• Texto proporcionado:
————

Cristo en la Cruz se ha asimilado definitivamente a los más pobres, a los más indefensos, a los que más sufren, a los más abandonados, a los más despreciados. Y entre estos están aquellos de los que nuestro coloquio se ocupa hoy, aquellos cuya alma racional no llega a expresarse perfectamente mediante un cerebro débil o enfermo, como si por una u otra razón la materia se resistiera a ser asumida por parte del espíritu. Aquí Jesús revela lo esencial de la humanidad, lo que es su verdadero cumplimiento, no la inteligencia, ni la belleza y menos aún la riqueza o el placer, sino la capacidad de amar y de aceptar amorosamente la voluntad del Padre, por desconcertante que sea.

Pero la pasión de Jesús desemboca en su resurrección. Cristo resucitado es el punto culminante de la historia, el Adán glorioso hacia el que tendía ya el primer Adán, el Adán “terreno”. Así se manifiesta el fin del proyecto divino: todo hombre está en camino del primero al segundo Adán. Ninguno de nosotros es todavía él mismo. Cada uno debe llegar a serlo, como el grano de trigo que debe morir para dar fruto, como Cristo resucitado es infinitamente fecundo porque se ha dado infinitamente.

Una de las grandes alegrías de nuestro paraíso será sin duda descubrir las maravillas que el amor habrá operado en nosotros y que el amor habrá operado en cada uno de nuestros hermanos y hermanas y en los más enfermos, los más desfavorecidos, en los más dañados, en los que más sufren, en tanto que nosotros ni siquiera comprendíamos como era posible el amor por su parte, mientras su amor permanecía oculto en el misterio de Dios.

Sí, una de nuestras alegrías será descubrir a nuestros hermanos y hermanas en todo el esplendor de su humanidad, en todo su esplendor de imágenes de Dios.

La Iglesia cree en ese esplendor futuro. Quiere ser atenta en subrayar la mínima señal que lo deje entrever. Porque en el más allá cada uno de nosotros brillará tanto más cuanto más haya imitado a Cristo, en el contexto y con las posibilidades que le hayan sido dadas.

————

• Usando la información:
A – Responde a estas preguntas sobre el texto proporcionado:
(i) ¿Qué revela Jesús como lo esencial de la humanidad?
(ii) ¿Cómo se califica al primer Adán?
(iii) ¿En qué cree la Iglesia, según el último párrafo?
B – Enumera los grupos de personas a los que, según la primera oración del texto proporcionado, Cristo en la Cruz se ha asimilado definitivamente.
C – Cambia "resurrección" por "glorificación" y escribe de nuevo todo lo que va desde "Pero la pasión" hasta "ha dado infinitamente." en el texto proporcionado.

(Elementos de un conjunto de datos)
————

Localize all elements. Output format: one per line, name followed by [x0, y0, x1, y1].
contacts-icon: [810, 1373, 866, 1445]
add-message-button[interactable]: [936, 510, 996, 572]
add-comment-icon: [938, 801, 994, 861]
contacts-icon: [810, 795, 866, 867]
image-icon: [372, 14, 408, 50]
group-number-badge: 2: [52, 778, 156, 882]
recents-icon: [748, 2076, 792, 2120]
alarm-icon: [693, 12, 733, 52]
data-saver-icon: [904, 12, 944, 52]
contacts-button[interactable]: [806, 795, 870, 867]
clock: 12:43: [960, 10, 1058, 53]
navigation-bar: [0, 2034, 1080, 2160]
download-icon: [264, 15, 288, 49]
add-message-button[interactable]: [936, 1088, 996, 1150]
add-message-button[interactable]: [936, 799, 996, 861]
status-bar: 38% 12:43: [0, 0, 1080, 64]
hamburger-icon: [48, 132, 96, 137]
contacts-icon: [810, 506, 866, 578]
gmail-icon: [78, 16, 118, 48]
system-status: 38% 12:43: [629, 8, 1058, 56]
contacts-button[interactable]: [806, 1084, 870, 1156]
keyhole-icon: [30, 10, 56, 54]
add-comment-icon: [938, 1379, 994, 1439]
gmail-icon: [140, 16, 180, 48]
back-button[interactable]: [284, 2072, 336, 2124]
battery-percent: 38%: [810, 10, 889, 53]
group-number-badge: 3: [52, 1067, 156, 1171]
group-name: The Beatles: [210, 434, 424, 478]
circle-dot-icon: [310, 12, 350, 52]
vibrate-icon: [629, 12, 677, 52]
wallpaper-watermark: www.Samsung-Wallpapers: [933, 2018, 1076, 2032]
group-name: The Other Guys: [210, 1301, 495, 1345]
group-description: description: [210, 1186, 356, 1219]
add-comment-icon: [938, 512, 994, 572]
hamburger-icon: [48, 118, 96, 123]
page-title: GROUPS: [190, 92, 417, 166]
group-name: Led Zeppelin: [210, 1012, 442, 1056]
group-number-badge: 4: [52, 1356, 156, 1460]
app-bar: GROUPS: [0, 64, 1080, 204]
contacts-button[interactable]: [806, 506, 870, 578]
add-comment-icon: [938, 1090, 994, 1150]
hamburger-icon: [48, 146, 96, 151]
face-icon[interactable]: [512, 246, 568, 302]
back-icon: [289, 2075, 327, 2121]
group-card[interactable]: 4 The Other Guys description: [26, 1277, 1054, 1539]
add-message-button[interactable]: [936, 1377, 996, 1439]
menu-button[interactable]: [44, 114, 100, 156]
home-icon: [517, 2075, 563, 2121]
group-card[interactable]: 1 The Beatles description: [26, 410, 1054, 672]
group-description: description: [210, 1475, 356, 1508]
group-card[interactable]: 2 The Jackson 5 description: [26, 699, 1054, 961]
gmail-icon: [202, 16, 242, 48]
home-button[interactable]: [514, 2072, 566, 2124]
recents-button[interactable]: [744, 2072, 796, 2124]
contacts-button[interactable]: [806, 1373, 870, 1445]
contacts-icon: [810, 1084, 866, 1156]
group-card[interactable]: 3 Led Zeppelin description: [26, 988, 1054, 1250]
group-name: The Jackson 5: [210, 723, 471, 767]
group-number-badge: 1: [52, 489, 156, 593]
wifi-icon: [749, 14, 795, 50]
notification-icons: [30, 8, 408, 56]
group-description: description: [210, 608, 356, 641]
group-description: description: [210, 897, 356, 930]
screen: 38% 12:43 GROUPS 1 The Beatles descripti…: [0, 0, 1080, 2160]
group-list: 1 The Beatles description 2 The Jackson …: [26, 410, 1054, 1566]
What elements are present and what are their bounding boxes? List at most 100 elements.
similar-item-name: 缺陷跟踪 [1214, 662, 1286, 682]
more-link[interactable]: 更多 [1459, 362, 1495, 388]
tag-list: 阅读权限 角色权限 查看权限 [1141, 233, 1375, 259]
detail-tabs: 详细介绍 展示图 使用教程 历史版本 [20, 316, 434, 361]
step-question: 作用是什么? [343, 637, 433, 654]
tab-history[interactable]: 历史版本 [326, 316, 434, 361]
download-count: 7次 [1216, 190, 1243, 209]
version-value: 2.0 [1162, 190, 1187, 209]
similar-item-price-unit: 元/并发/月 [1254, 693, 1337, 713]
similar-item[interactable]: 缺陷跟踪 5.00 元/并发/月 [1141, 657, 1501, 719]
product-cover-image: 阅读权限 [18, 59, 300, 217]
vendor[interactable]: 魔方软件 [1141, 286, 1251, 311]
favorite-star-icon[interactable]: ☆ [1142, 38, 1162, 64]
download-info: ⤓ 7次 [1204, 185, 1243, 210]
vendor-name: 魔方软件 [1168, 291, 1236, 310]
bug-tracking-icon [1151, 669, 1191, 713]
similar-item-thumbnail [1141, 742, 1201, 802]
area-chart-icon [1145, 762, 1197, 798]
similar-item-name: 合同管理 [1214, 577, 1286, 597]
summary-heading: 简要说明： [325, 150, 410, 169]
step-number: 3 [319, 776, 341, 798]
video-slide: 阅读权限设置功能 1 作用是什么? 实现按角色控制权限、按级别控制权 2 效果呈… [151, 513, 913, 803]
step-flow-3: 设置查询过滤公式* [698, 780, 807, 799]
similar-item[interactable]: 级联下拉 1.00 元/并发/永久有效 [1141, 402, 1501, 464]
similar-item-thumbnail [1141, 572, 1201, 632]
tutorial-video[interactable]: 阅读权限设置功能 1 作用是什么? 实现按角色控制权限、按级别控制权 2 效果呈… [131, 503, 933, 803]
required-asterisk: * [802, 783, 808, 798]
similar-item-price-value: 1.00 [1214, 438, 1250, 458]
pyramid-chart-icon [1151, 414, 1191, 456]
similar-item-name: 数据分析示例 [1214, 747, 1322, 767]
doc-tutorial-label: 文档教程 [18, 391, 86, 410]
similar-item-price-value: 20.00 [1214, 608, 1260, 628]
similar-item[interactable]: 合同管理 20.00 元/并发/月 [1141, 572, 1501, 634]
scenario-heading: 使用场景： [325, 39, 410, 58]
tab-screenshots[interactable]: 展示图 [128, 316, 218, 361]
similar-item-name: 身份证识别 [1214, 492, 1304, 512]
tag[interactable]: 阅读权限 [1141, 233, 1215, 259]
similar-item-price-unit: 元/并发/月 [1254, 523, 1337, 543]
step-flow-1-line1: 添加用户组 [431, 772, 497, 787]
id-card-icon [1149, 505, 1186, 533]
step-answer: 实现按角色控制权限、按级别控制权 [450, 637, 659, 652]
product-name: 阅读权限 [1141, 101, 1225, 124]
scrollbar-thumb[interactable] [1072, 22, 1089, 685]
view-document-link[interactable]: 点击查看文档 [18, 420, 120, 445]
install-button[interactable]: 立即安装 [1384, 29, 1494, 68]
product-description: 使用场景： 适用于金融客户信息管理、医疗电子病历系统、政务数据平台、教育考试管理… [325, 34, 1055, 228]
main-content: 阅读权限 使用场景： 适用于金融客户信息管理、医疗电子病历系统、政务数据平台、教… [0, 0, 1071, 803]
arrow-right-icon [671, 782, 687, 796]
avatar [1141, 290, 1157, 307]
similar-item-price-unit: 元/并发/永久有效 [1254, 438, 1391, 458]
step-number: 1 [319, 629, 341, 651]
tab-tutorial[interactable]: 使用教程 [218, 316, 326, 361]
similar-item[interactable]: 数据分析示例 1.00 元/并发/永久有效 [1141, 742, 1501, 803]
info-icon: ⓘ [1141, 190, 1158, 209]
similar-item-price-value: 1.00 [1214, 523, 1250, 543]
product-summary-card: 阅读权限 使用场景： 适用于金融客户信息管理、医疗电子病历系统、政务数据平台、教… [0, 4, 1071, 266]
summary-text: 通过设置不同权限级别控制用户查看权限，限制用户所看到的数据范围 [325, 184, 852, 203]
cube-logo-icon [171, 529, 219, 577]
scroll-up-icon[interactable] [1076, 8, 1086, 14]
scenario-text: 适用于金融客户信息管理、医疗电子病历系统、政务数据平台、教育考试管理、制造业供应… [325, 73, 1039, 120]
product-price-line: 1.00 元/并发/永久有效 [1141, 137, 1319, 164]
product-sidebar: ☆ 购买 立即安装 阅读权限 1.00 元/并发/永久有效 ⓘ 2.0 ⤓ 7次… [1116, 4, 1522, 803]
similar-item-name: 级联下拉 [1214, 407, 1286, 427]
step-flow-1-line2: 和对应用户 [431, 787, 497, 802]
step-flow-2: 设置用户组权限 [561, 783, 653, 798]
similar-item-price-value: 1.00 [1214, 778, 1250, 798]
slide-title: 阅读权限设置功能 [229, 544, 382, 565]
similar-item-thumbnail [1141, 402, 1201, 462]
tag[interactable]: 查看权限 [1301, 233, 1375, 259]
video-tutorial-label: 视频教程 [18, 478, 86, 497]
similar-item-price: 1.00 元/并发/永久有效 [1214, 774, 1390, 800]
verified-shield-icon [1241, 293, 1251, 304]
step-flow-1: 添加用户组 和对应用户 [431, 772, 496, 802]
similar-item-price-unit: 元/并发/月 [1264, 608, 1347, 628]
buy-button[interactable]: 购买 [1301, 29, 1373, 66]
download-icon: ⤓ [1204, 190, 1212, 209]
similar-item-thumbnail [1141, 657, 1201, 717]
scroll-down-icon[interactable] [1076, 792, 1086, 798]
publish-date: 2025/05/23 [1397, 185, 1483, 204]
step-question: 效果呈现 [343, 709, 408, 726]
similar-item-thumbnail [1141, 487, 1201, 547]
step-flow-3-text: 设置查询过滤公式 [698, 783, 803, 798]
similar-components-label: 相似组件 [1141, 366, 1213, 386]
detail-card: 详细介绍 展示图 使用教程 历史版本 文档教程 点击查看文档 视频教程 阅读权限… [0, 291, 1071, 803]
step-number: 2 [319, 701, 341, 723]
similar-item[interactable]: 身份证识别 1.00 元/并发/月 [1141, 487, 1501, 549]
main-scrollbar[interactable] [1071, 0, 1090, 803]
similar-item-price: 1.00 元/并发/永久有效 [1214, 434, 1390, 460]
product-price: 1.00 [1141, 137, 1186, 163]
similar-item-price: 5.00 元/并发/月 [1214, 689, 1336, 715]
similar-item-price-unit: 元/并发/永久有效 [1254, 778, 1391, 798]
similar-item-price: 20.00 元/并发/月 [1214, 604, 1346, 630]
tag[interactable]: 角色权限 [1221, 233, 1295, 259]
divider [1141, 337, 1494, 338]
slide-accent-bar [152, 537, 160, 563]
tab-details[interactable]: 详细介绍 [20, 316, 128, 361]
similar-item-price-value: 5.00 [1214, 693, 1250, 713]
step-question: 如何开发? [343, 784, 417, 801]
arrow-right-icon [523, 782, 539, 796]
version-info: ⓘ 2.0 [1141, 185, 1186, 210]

————

• Respuestas por tarea:
A –
(i) La capacidad de amar y de aceptar amorosamente la voluntad del Padre, por desconcertante que sea.
(ii) Como el Adán “terreno”.
(iii) En ese esplendor futuro.

B –
- los más pobres
- los más indefensos
- los que más sufren
- los más abandonados
- los más despreciados

C –
Pero la pasión de Jesús desemboca en su glorificación. Cristo resucitado es el punto culminante de la historia, el Adán glorioso hacia el que tendía ya el primer Adán, el Adán “terreno”. Así se manifiesta el fin del proyecto divino: todo hombre está en camino del primero al segundo Adán. Ninguno de nosotros es todavía él mismo. Cada uno debe llegar a serlo, como el grano de trigo que debe morir para dar fruto, como Cristo resucitado es infinitamente fecundo porque se ha dado infinitamente.